PROMPT
State the number of lines in these records holding "Ativa". Say nothing more.

MATERIAL SHOWN
------

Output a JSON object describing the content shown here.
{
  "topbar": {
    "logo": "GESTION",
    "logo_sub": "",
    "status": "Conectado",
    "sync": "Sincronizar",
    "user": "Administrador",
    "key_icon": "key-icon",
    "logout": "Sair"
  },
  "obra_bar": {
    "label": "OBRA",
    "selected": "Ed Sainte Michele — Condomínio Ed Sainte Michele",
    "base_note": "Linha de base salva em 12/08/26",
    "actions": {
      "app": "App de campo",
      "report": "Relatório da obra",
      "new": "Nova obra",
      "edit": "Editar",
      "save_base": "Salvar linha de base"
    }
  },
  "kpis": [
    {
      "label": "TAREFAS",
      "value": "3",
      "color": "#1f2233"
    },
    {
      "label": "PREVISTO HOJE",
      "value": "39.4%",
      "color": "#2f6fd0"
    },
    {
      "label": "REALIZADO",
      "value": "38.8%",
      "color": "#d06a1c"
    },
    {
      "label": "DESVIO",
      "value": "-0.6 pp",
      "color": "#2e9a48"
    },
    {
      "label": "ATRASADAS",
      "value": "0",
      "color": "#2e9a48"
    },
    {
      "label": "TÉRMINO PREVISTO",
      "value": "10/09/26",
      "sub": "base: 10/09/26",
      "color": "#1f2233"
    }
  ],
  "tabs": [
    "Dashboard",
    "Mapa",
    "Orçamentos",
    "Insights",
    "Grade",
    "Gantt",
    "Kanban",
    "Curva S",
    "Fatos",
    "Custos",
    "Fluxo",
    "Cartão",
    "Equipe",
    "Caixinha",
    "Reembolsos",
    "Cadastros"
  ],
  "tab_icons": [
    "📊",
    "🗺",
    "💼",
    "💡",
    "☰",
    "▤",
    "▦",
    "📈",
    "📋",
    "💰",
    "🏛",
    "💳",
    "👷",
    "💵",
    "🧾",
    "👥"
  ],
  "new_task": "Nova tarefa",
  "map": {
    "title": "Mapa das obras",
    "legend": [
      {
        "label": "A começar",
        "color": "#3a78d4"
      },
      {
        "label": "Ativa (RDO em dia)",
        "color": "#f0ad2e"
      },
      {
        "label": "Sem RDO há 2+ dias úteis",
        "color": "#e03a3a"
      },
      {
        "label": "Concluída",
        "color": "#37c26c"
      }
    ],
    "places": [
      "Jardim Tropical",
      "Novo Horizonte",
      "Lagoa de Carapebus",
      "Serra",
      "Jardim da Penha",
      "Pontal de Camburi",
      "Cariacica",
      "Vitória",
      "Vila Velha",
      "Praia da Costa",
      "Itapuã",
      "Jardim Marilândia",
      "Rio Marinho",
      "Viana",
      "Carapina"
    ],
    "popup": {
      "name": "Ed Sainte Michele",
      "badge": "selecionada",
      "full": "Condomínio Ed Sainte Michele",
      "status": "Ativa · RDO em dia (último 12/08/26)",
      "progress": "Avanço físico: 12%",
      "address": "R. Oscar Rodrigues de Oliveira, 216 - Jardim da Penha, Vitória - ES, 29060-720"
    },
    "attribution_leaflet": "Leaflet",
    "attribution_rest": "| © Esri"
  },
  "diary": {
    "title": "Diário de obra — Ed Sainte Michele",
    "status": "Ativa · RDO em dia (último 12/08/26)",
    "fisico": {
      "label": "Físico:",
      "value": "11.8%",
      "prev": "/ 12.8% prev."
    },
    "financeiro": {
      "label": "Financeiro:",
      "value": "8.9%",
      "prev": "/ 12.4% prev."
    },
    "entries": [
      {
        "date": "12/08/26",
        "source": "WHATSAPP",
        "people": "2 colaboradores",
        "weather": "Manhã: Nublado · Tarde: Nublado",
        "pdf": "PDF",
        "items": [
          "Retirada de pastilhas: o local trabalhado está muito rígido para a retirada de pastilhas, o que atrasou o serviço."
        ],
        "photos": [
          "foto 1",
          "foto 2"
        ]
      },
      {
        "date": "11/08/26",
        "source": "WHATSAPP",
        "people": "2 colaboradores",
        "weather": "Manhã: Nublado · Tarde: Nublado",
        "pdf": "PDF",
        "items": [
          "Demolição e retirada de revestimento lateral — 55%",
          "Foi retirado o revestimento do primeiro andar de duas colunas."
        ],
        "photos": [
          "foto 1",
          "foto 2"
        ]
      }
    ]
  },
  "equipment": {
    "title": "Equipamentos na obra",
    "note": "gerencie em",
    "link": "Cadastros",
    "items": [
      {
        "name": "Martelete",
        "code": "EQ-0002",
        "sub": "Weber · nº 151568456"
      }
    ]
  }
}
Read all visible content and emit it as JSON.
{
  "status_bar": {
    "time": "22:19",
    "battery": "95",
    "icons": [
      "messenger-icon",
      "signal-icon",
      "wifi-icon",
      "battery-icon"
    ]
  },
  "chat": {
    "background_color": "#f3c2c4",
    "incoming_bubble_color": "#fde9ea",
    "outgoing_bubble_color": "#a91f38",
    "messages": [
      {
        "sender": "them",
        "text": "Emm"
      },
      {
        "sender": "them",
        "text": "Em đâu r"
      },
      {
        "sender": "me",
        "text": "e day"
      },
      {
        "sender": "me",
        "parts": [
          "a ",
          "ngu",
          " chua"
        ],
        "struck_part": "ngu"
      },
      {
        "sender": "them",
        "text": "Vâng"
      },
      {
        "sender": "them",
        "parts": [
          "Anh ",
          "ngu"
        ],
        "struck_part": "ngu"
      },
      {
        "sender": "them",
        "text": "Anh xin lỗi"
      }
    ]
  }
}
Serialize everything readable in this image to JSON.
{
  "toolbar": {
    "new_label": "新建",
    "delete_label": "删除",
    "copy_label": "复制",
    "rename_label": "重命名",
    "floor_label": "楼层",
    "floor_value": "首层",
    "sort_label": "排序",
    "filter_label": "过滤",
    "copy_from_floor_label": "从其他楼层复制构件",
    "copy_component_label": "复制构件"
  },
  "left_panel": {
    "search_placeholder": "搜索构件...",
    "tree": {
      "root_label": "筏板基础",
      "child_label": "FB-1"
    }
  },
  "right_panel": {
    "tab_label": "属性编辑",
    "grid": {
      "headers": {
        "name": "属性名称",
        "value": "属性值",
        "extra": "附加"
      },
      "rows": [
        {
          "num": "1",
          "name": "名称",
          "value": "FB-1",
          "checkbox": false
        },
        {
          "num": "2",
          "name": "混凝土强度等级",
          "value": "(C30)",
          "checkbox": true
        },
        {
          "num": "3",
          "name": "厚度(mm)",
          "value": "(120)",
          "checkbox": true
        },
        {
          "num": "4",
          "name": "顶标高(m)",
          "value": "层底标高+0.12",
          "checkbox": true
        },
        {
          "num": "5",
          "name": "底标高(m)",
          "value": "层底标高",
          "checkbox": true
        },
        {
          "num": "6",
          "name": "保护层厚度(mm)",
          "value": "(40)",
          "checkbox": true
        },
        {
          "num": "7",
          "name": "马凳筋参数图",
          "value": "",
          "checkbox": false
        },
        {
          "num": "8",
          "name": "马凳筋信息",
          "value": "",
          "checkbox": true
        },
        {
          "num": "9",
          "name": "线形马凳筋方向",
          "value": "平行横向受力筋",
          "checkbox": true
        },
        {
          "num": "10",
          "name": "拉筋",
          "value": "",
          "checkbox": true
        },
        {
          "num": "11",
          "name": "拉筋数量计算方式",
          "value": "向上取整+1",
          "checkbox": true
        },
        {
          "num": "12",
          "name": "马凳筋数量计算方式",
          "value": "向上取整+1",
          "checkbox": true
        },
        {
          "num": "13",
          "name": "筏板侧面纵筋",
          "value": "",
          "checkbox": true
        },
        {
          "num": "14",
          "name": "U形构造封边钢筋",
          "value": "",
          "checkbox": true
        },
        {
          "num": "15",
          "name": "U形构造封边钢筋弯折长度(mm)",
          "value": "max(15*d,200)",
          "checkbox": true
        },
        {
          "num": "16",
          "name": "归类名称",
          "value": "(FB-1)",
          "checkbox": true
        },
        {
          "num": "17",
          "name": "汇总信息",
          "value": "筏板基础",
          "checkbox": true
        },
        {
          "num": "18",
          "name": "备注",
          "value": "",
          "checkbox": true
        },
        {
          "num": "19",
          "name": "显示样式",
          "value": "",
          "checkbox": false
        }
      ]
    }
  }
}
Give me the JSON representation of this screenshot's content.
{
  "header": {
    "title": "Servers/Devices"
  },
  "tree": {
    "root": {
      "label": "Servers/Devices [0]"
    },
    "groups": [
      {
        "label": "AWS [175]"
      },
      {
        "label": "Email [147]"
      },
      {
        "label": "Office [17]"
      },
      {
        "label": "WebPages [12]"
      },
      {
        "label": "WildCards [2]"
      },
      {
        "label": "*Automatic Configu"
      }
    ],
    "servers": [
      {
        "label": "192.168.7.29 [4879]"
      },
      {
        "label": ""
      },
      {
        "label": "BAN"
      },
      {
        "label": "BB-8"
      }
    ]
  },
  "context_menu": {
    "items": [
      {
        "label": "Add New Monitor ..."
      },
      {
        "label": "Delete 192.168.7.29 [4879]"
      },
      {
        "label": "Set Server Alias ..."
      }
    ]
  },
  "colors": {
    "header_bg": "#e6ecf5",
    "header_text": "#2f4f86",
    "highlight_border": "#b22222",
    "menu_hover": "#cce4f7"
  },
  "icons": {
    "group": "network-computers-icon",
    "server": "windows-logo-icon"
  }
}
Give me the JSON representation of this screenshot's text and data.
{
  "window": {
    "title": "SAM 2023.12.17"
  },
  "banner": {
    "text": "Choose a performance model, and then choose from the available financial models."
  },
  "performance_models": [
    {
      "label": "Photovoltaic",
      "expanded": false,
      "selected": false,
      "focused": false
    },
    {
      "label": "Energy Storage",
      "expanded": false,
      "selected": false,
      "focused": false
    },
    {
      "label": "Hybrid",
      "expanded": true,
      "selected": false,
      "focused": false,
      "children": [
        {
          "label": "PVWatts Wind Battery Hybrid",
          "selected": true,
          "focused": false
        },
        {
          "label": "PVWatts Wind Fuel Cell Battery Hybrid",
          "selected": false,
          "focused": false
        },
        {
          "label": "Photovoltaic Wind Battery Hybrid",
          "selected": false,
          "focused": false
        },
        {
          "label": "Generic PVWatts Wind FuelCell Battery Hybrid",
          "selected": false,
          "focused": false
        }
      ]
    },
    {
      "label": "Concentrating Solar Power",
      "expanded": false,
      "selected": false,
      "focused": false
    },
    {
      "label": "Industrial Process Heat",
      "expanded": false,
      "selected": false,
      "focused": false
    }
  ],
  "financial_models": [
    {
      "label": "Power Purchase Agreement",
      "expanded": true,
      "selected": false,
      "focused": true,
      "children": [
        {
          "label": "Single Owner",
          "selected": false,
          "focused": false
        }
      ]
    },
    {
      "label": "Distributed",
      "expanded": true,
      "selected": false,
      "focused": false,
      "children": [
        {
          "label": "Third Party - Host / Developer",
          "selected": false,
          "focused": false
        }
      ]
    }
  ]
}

------

IN RESPONSE
3